* **Required work**:
Word for word, give the material below again, minus any images.
#### Material ####
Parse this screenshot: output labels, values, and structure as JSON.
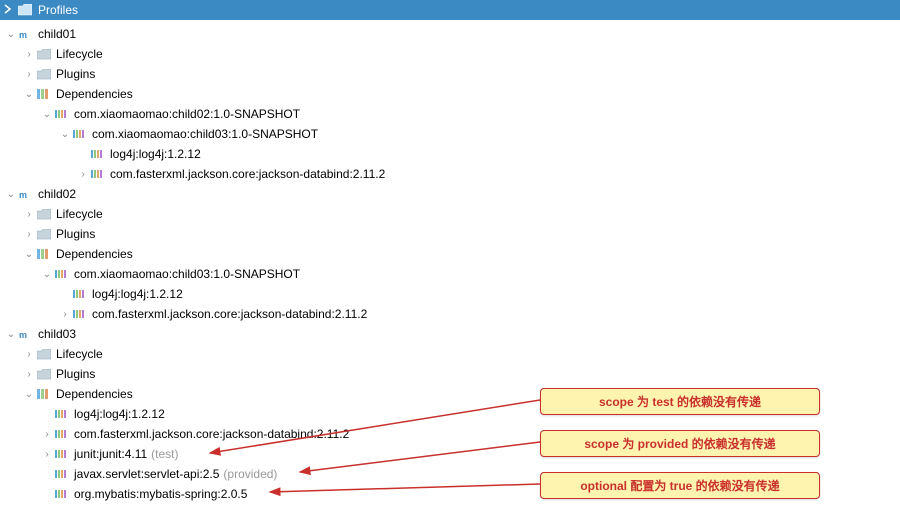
{
  "header": {
    "title": "Profiles"
  },
  "nodes": {
    "child01": "child01",
    "child02": "child02",
    "child03": "child03",
    "lifecycle": "Lifecycle",
    "plugins": "Plugins",
    "dependencies": "Dependencies",
    "dep_child02": "com.xiaomaomao:child02:1.0-SNAPSHOT",
    "dep_child03": "com.xiaomaomao:child03:1.0-SNAPSHOT",
    "dep_log4j": "log4j:log4j:1.2.12",
    "dep_jackson": "com.fasterxml.jackson.core:jackson-databind:2.11.2",
    "dep_junit": "junit:junit:4.11",
    "dep_servlet": "javax.servlet:servlet-api:2.5",
    "dep_mybatis": "org.mybatis:mybatis-spring:2.0.5",
    "scope_test": "(test)",
    "scope_provided": "(provided)"
  },
  "callouts": {
    "c1": "scope 为 test 的依赖没有传递",
    "c2": "scope 为 provided 的依赖没有传递",
    "c3": "optional 配置为 true 的依赖没有传递"
  },
  "colors": {
    "header_bg": "#3b8ac4",
    "callout_bg": "#fff3b0",
    "callout_border": "#c9302c",
    "arrow": "#c9302c"
  }
}
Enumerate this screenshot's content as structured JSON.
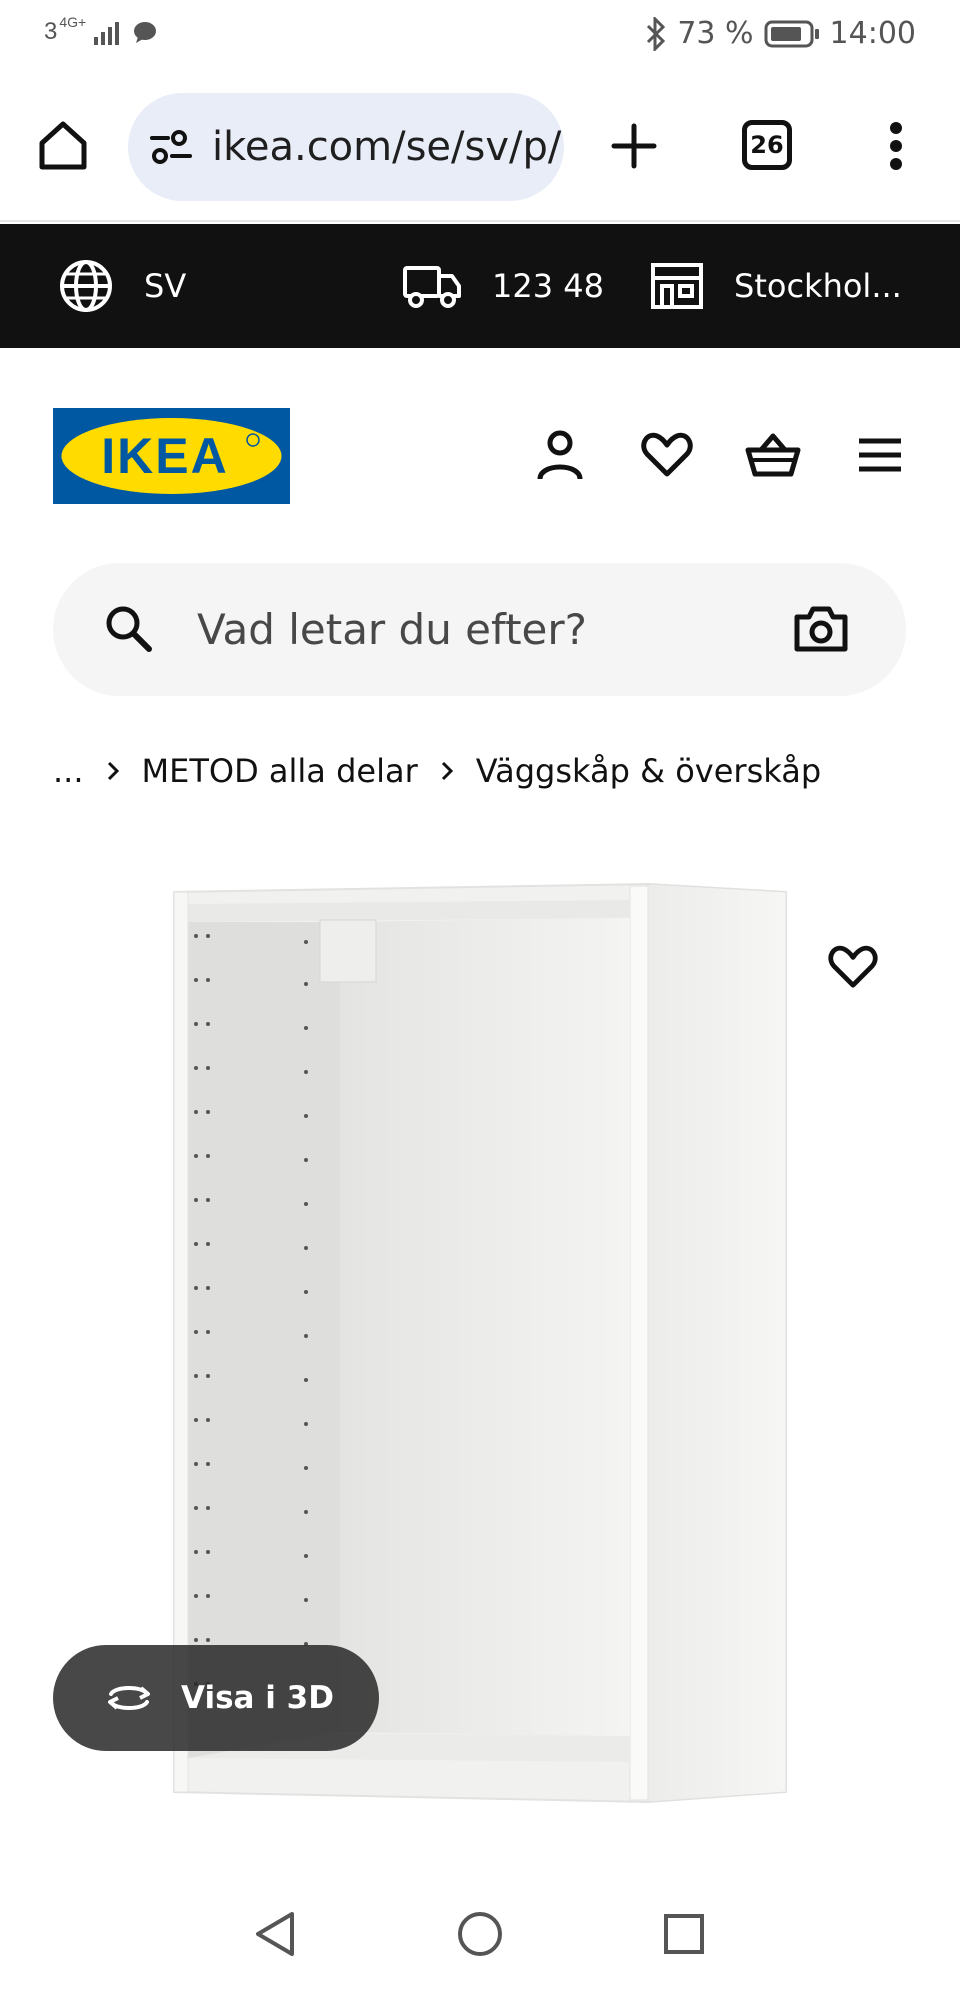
{
  "status_bar": {
    "network": "3",
    "network_type": "4G+",
    "battery_percent": "73 %",
    "time": "14:00",
    "icons": [
      "signal-icon",
      "chat-icon",
      "bluetooth-icon",
      "battery-icon"
    ]
  },
  "browser": {
    "url": "ikea.com/se/sv/p/",
    "tab_count": "26",
    "icons": [
      "home-icon",
      "site-settings-icon",
      "plus-icon",
      "tabs-icon",
      "more-icon"
    ]
  },
  "info_bar": {
    "language": "SV",
    "postal_code": "123 48",
    "store": "Stockhol...",
    "icons": [
      "globe-icon",
      "truck-icon",
      "store-icon"
    ]
  },
  "header": {
    "logo_text": "IKEA",
    "logo_colors": {
      "background": "#0058a3",
      "ellipse": "#ffdb00",
      "text": "#0058a3"
    },
    "icons": [
      "profile-icon",
      "heart-icon",
      "basket-icon",
      "menu-icon"
    ]
  },
  "search": {
    "placeholder": "Vad letar du efter?",
    "value": "",
    "icons": [
      "search-icon",
      "camera-icon"
    ]
  },
  "breadcrumb": {
    "items": [
      "...",
      "METOD alla delar",
      "Väggskåp & överskåp"
    ]
  },
  "product": {
    "image": "white wall cabinet frame",
    "view_3d_label": "Visa i 3D",
    "icons": [
      "favourite-heart-icon",
      "rotate-3d-icon"
    ]
  },
  "nav_bar": {
    "icons": [
      "back-icon",
      "home-circle-icon",
      "recents-icon"
    ]
  },
  "colors": {
    "info_bar_bg": "#111111",
    "url_pill_bg": "#e8edf7",
    "search_bg": "#f5f5f5",
    "view3d_bg": "#3a3a3a"
  }
}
####
* **Response to the task**:
Parse this screenshot: output labels, values, and structure as JSON.
{
  "header": {
    "title": "Profiles"
  },
  "nodes": {
    "child01": "child01",
    "child02": "child02",
    "child03": "child03",
    "lifecycle": "Lifecycle",
    "plugins": "Plugins",
    "dependencies": "Dependencies",
    "dep_child02": "com.xiaomaomao:child02:1.0-SNAPSHOT",
    "dep_child03": "com.xiaomaomao:child03:1.0-SNAPSHOT",
    "dep_log4j": "log4j:log4j:1.2.12",
    "dep_jackson": "com.fasterxml.jackson.core:jackson-databind:2.11.2",
    "dep_junit": "junit:junit:4.11",
    "dep_servlet": "javax.servlet:servlet-api:2.5",
    "dep_mybatis": "org.mybatis:mybatis-spring:2.0.5",
    "scope_test": "(test)",
    "scope_provided": "(provided)"
  },
  "callouts": {
    "c1": "scope 为 test 的依赖没有传递",
    "c2": "scope 为 provided 的依赖没有传递",
    "c3": "optional 配置为 true 的依赖没有传递"
  },
  "colors": {
    "header_bg": "#3b8ac4",
    "callout_bg": "#fff3b0",
    "callout_border": "#c9302c",
    "arrow": "#c9302c"
  }
}
Enumerate this screenshot's content as structured JSON.
{
  "status_bar": {
    "network": "3",
    "network_type": "4G+",
    "battery_percent": "73 %",
    "time": "14:00",
    "icons": [
      "signal-icon",
      "chat-icon",
      "bluetooth-icon",
      "battery-icon"
    ]
  },
  "browser": {
    "url": "ikea.com/se/sv/p/",
    "tab_count": "26",
    "icons": [
      "home-icon",
      "site-settings-icon",
      "plus-icon",
      "tabs-icon",
      "more-icon"
    ]
  },
  "info_bar": {
    "language": "SV",
    "postal_code": "123 48",
    "store": "Stockhol...",
    "icons": [
      "globe-icon",
      "truck-icon",
      "store-icon"
    ]
  },
  "header": {
    "logo_text": "IKEA",
    "logo_colors": {
      "background": "#0058a3",
      "ellipse": "#ffdb00",
      "text": "#0058a3"
    },
    "icons": [
      "profile-icon",
      "heart-icon",
      "basket-icon",
      "menu-icon"
    ]
  },
  "search": {
    "placeholder": "Vad letar du efter?",
    "value": "",
    "icons": [
      "search-icon",
      "camera-icon"
    ]
  },
  "breadcrumb": {
    "items": [
      "...",
      "METOD alla delar",
      "Väggskåp & överskåp"
    ]
  },
  "product": {
    "image": "white wall cabinet frame",
    "view_3d_label": "Visa i 3D",
    "icons": [
      "favourite-heart-icon",
      "rotate-3d-icon"
    ]
  },
  "nav_bar": {
    "icons": [
      "back-icon",
      "home-circle-icon",
      "recents-icon"
    ]
  },
  "colors": {
    "info_bar_bg": "#111111",
    "url_pill_bg": "#e8edf7",
    "search_bg": "#f5f5f5",
    "view3d_bg": "#3a3a3a"
  }
}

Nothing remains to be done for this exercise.